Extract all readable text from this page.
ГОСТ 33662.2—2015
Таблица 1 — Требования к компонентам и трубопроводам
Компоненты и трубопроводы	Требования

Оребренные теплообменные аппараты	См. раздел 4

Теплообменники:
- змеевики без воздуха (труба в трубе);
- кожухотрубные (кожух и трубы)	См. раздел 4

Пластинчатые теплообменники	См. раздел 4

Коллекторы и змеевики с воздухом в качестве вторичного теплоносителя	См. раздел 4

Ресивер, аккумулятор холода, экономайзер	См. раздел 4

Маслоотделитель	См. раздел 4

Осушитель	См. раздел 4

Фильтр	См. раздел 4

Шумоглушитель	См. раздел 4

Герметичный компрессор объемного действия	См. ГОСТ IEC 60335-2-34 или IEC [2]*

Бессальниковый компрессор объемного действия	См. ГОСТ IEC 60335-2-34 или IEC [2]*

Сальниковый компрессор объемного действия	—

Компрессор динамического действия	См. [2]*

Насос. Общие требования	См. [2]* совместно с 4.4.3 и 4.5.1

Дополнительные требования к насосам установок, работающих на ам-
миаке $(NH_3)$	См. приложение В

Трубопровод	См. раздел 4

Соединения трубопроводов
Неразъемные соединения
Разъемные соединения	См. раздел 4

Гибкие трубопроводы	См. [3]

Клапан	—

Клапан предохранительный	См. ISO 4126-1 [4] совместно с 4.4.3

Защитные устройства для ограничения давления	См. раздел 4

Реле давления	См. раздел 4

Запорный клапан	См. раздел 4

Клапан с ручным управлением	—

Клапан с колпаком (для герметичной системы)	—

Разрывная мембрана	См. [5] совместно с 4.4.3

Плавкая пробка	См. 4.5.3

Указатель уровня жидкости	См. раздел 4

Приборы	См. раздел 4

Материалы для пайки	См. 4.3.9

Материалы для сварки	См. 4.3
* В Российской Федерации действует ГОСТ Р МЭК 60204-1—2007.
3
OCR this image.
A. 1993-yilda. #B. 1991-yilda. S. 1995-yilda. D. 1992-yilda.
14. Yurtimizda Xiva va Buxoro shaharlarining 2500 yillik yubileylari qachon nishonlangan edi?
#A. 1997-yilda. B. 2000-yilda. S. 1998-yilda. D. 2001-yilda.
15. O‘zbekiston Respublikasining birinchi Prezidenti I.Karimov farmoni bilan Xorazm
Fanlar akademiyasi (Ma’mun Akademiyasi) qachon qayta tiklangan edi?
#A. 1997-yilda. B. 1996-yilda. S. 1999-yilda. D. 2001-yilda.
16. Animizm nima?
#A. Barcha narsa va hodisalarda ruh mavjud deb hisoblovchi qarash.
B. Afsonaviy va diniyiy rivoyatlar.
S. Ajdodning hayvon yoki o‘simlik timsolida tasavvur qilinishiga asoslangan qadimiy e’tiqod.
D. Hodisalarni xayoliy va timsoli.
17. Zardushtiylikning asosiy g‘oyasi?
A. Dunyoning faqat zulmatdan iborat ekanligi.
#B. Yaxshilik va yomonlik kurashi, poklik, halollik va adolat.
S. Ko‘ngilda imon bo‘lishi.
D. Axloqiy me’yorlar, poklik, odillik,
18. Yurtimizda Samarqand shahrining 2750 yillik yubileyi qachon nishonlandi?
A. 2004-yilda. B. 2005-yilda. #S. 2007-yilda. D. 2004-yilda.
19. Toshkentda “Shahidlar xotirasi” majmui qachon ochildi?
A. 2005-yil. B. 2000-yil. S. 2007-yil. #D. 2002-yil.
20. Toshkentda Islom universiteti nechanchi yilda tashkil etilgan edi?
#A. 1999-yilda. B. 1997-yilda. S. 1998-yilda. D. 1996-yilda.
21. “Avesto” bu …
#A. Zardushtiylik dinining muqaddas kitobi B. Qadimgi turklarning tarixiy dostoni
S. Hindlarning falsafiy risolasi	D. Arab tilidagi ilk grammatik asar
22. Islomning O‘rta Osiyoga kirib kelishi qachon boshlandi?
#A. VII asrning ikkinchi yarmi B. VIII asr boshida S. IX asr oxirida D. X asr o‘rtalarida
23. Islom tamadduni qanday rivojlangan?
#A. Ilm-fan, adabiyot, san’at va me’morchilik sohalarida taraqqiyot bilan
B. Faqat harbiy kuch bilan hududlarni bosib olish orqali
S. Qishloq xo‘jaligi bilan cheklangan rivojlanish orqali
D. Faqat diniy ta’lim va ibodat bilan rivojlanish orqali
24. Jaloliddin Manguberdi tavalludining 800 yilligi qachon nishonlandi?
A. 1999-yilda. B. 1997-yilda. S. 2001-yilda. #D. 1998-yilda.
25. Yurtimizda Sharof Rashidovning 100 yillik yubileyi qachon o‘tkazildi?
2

● ● ●

Print the listing above in its entirety, with every line exact.

**Written answer:**
Extract all readable text from this page.
ГОСТ 33662.2—2015
Таблица 1 — Требования к компонентам и трубопроводам
Компоненты и трубопроводы	Требования

Оребренные теплообменные аппараты	См. раздел 4

Теплообменники:
- змеевики без воздуха (труба в трубе);
- кожухотрубные (кожух и трубы)	См. раздел 4

Пластинчатые теплообменники	См. раздел 4

Коллекторы и змеевики с воздухом в качестве вторичного теплоносителя	См. раздел 4

Ресивер, аккумулятор холода, экономайзер	См. раздел 4

Маслоотделитель	См. раздел 4

Осушитель	См. раздел 4

Фильтр	См. раздел 4

Шумоглушитель	См. раздел 4

Герметичный компрессор объемного действия	См. ГОСТ IEC 60335-2-34 или IEC [2]*

Бессальниковый компрессор объемного действия	См. ГОСТ IEC 60335-2-34 или IEC [2]*

Сальниковый компрессор объемного действия	—

Компрессор динамического действия	См. [2]*

Насос. Общие требования	См. [2]* совместно с 4.4.3 и 4.5.1

Дополнительные требования к насосам установок, работающих на ам-
миаке $(NH_3)$	См. приложение В

Трубопровод	См. раздел 4

Соединения трубопроводов
Неразъемные соединения
Разъемные соединения	См. раздел 4

Гибкие трубопроводы	См. [3]

Клапан	—

Клапан предохранительный	См. ISO 4126-1 [4] совместно с 4.4.3

Защитные устройства для ограничения давления	См. раздел 4

Реле давления	См. раздел 4

Запорный клапан	См. раздел 4

Клапан с ручным управлением	—

Клапан с колпаком (для герметичной системы)	—

Разрывная мембрана	См. [5] совместно с 4.4.3

Плавкая пробка	См. 4.5.3

Указатель уровня жидкости	См. раздел 4

Приборы	См. раздел 4

Материалы для пайки	См. 4.3.9

Материалы для сварки	См. 4.3
* В Российской Федерации действует ГОСТ Р МЭК 60204-1—2007.
3
OCR this image.
A. 1993-yilda. #B. 1991-yilda. S. 1995-yilda. D. 1992-yilda.
14. Yurtimizda Xiva va Buxoro shaharlarining 2500 yillik yubileylari qachon nishonlangan edi?
#A. 1997-yilda. B. 2000-yilda. S. 1998-yilda. D. 2001-yilda.
15. O‘zbekiston Respublikasining birinchi Prezidenti I.Karimov farmoni bilan Xorazm
Fanlar akademiyasi (Ma’mun Akademiyasi) qachon qayta tiklangan edi?
#A. 1997-yilda. B. 1996-yilda. S. 1999-yilda. D. 2001-yilda.
16. Animizm nima?
#A. Barcha narsa va hodisalarda ruh mavjud deb hisoblovchi qarash.
B. Afsonaviy va diniyiy rivoyatlar.
S. Ajdodning hayvon yoki o‘simlik timsolida tasavvur qilinishiga asoslangan qadimiy e’tiqod.
D. Hodisalarni xayoliy va timsoli.
17. Zardushtiylikning asosiy g‘oyasi?
A. Dunyoning faqat zulmatdan iborat ekanligi.
#B. Yaxshilik va yomonlik kurashi, poklik, halollik va adolat.
S. Ko‘ngilda imon bo‘lishi.
D. Axloqiy me’yorlar, poklik, odillik,
18. Yurtimizda Samarqand shahrining 2750 yillik yubileyi qachon nishonlandi?
A. 2004-yilda. B. 2005-yilda. #S. 2007-yilda. D. 2004-yilda.
19. Toshkentda “Shahidlar xotirasi” majmui qachon ochildi?
A. 2005-yil. B. 2000-yil. S. 2007-yil. #D. 2002-yil.
20. Toshkentda Islom universiteti nechanchi yilda tashkil etilgan edi?
#A. 1999-yilda. B. 1997-yilda. S. 1998-yilda. D. 1996-yilda.
21. “Avesto” bu …
#A. Zardushtiylik dinining muqaddas kitobi B. Qadimgi turklarning tarixiy dostoni
S. Hindlarning falsafiy risolasi	D. Arab tilidagi ilk grammatik asar
22. Islomning O‘rta Osiyoga kirib kelishi qachon boshlandi?
#A. VII asrning ikkinchi yarmi B. VIII asr boshida S. IX asr oxirida D. X asr o‘rtalarida
23. Islom tamadduni qanday rivojlangan?
#A. Ilm-fan, adabiyot, san’at va me’morchilik sohalarida taraqqiyot bilan
B. Faqat harbiy kuch bilan hududlarni bosib olish orqali
S. Qishloq xo‘jaligi bilan cheklangan rivojlanish orqali
D. Faqat diniy ta’lim va ibodat bilan rivojlanish orqali
24. Jaloliddin Manguberdi tavalludining 800 yilligi qachon nishonlandi?
A. 1999-yilda. B. 1997-yilda. S. 2001-yilda. #D. 1998-yilda.
25. Yurtimizda Sharof Rashidovning 100 yillik yubileyi qachon o‘tkazildi?
2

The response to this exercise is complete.